**Problem description:** Copy all the material below, exactly as it stands.

**Dataset:**
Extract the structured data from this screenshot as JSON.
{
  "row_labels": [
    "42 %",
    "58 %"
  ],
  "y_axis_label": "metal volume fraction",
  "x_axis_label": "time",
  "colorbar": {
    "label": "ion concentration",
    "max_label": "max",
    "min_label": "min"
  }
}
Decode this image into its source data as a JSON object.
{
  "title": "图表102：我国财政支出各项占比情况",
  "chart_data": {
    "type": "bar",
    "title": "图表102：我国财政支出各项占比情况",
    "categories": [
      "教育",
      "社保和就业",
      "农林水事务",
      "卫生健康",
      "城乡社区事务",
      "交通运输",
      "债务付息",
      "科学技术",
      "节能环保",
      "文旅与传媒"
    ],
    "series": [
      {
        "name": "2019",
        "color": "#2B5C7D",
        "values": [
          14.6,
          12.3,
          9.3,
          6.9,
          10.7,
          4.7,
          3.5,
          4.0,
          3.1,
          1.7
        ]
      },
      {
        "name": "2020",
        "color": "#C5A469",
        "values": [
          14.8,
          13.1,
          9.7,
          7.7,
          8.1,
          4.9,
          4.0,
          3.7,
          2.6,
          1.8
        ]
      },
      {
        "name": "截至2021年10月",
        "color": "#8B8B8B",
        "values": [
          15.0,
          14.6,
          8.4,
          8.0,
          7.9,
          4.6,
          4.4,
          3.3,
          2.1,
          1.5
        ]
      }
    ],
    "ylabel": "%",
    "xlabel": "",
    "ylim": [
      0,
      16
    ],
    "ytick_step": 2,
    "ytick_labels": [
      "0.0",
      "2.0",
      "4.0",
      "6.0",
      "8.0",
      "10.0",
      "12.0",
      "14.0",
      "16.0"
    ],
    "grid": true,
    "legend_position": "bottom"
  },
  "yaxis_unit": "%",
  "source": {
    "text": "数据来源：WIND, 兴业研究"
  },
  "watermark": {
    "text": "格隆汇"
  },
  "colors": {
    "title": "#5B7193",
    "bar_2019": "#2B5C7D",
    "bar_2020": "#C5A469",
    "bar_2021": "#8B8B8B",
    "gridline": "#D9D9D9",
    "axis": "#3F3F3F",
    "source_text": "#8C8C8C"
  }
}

**Exercise response:**
Extract the structured data from this screenshot as JSON.
{
  "row_labels": [
    "42 %",
    "58 %"
  ],
  "y_axis_label": "metal volume fraction",
  "x_axis_label": "time",
  "colorbar": {
    "label": "ion concentration",
    "max_label": "max",
    "min_label": "min"
  }
}
Decode this image into its source data as a JSON object.
{
  "title": "图表102：我国财政支出各项占比情况",
  "chart_data": {
    "type": "bar",
    "title": "图表102：我国财政支出各项占比情况",
    "categories": [
      "教育",
      "社保和就业",
      "农林水事务",
      "卫生健康",
      "城乡社区事务",
      "交通运输",
      "债务付息",
      "科学技术",
      "节能环保",
      "文旅与传媒"
    ],
    "series": [
      {
        "name": "2019",
        "color": "#2B5C7D",
        "values": [
          14.6,
          12.3,
          9.3,
          6.9,
          10.7,
          4.7,
          3.5,
          4.0,
          3.1,
          1.7
        ]
      },
      {
        "name": "2020",
        "color": "#C5A469",
        "values": [
          14.8,
          13.1,
          9.7,
          7.7,
          8.1,
          4.9,
          4.0,
          3.7,
          2.6,
          1.8
        ]
      },
      {
        "name": "截至2021年10月",
        "color": "#8B8B8B",
        "values": [
          15.0,
          14.6,
          8.4,
          8.0,
          7.9,
          4.6,
          4.4,
          3.3,
          2.1,
          1.5
        ]
      }
    ],
    "ylabel": "%",
    "xlabel": "",
    "ylim": [
      0,
      16
    ],
    "ytick_step": 2,
    "ytick_labels": [
      "0.0",
      "2.0",
      "4.0",
      "6.0",
      "8.0",
      "10.0",
      "12.0",
      "14.0",
      "16.0"
    ],
    "grid": true,
    "legend_position": "bottom"
  },
  "yaxis_unit": "%",
  "source": {
    "text": "数据来源：WIND, 兴业研究"
  },
  "watermark": {
    "text": "格隆汇"
  },
  "colors": {
    "title": "#5B7193",
    "bar_2019": "#2B5C7D",
    "bar_2020": "#C5A469",
    "bar_2021": "#8B8B8B",
    "gridline": "#D9D9D9",
    "axis": "#3F3F3F",
    "source_text": "#8C8C8C"
  }
}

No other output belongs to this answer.